* **Problem to solve**:
Work out how many lines hold "mois". Give the number and nothing else.

### Available records

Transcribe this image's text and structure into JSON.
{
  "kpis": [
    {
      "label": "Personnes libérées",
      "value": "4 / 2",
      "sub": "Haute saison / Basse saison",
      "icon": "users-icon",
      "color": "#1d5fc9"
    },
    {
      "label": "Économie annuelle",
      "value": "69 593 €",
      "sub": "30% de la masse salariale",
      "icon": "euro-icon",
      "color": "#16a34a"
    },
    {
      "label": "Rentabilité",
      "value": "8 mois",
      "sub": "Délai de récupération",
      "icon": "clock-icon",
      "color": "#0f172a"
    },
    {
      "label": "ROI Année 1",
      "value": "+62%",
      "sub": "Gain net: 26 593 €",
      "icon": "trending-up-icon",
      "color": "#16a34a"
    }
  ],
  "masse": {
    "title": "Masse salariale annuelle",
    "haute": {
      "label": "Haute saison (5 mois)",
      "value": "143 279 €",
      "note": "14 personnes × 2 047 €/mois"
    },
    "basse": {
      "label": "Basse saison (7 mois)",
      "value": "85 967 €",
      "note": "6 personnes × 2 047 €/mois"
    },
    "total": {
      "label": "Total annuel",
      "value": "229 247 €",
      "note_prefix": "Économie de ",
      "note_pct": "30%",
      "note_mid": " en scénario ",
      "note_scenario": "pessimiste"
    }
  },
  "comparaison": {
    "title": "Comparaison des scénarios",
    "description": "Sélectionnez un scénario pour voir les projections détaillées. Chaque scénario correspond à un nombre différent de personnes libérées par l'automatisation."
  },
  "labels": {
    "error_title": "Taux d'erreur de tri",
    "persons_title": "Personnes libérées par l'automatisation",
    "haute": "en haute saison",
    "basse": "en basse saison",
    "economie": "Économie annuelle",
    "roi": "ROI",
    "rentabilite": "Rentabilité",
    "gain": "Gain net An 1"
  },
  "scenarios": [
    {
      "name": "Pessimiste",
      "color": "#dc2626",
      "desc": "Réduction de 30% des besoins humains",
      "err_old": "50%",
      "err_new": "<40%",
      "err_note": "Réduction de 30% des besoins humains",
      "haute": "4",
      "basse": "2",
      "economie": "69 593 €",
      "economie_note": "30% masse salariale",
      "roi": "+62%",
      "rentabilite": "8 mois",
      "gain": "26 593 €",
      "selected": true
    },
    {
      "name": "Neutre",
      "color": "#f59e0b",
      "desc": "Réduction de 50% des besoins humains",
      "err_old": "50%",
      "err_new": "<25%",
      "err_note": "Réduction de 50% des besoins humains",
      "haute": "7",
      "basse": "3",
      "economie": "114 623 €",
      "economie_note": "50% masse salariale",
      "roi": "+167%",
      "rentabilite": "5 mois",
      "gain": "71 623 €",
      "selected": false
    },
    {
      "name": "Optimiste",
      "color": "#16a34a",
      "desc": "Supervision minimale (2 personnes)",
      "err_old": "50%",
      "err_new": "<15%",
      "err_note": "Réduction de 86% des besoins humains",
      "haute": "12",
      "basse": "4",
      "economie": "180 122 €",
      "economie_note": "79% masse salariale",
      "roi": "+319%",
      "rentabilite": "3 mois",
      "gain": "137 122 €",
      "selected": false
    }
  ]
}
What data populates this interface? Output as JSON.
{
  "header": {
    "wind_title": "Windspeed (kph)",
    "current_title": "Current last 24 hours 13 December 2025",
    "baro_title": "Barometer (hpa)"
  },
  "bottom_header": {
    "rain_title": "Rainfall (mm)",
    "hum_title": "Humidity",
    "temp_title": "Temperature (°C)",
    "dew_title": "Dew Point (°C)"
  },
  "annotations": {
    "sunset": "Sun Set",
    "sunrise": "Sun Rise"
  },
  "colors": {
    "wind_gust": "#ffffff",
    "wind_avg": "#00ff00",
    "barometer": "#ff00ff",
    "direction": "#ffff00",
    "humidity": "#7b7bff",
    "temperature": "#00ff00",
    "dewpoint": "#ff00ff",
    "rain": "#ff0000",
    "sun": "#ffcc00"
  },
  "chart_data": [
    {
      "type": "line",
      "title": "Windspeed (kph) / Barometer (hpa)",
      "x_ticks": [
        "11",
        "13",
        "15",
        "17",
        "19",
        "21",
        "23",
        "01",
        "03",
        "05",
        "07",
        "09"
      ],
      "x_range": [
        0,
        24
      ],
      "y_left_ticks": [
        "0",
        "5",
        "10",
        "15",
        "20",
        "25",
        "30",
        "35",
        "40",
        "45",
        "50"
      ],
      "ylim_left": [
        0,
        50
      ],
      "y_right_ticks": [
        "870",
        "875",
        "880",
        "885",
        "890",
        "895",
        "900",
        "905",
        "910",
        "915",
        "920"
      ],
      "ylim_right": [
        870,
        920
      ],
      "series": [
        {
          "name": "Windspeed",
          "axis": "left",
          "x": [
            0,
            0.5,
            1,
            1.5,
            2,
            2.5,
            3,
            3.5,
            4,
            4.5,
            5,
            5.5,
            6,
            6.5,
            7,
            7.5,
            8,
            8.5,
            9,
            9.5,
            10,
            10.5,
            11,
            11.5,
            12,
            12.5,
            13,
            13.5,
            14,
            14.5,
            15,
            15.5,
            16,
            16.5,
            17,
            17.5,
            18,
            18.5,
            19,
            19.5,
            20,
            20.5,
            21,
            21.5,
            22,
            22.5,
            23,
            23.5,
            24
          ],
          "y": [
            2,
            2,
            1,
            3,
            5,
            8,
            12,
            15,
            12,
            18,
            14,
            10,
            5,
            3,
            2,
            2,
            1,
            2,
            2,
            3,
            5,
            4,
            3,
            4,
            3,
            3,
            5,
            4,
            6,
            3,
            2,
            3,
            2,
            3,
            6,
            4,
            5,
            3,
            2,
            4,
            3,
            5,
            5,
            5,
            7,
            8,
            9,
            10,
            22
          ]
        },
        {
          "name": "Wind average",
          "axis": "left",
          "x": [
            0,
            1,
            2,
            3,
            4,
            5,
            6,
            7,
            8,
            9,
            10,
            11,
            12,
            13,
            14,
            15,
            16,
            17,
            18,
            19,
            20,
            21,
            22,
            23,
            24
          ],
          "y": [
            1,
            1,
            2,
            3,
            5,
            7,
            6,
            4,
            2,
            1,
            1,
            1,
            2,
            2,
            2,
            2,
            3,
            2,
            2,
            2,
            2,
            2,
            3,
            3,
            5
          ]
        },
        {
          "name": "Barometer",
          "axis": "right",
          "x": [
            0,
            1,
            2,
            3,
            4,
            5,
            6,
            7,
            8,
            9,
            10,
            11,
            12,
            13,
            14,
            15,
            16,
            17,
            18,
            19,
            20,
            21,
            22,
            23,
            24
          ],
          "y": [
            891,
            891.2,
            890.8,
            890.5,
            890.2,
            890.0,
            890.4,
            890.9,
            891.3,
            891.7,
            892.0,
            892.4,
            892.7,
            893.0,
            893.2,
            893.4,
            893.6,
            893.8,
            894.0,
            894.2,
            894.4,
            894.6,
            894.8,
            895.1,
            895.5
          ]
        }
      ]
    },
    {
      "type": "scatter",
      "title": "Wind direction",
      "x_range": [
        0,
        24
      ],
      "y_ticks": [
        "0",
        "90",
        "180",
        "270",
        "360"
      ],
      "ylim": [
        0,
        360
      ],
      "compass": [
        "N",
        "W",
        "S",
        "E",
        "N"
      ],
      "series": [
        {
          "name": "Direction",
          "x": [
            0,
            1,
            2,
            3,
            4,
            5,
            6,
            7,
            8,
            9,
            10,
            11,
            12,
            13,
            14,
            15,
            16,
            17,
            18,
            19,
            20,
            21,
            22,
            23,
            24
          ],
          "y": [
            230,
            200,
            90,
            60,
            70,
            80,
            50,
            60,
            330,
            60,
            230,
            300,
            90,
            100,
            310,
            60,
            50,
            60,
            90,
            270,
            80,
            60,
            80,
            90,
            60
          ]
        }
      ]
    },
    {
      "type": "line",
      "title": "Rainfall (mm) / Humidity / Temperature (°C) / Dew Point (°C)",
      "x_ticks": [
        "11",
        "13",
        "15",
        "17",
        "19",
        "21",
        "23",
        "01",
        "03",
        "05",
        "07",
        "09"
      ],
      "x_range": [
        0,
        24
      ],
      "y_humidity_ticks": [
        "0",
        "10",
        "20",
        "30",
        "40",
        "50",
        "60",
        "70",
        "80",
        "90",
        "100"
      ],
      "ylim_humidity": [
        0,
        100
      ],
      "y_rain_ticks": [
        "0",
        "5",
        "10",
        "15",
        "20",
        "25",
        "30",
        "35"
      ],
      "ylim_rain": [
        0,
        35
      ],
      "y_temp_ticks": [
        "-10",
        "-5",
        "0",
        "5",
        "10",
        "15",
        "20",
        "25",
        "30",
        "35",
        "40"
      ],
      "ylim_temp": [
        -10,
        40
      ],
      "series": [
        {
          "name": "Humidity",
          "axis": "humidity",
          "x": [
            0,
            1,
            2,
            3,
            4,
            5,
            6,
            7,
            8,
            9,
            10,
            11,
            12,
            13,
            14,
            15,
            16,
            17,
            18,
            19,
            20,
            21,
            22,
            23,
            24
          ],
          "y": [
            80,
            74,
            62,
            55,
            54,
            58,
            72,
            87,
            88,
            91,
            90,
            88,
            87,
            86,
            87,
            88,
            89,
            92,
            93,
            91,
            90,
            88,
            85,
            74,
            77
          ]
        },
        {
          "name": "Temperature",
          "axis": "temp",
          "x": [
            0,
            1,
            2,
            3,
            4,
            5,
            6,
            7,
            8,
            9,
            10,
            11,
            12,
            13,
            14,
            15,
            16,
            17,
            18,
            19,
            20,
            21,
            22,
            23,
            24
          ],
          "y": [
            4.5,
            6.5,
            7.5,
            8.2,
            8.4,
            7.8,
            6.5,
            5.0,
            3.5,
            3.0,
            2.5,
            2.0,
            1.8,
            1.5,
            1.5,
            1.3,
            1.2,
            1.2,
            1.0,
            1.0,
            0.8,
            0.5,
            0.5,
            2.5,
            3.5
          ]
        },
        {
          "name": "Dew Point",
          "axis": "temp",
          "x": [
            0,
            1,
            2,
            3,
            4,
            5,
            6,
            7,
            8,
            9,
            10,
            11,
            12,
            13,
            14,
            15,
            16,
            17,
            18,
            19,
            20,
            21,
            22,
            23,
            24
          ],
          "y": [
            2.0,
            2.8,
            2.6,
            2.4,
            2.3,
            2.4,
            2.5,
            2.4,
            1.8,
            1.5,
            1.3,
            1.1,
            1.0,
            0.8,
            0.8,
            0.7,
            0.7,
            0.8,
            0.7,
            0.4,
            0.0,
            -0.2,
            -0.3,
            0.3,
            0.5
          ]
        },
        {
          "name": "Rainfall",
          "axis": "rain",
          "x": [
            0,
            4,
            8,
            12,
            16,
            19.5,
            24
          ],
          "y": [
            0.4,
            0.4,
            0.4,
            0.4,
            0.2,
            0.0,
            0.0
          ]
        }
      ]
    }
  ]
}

######

* **Written answer**:
8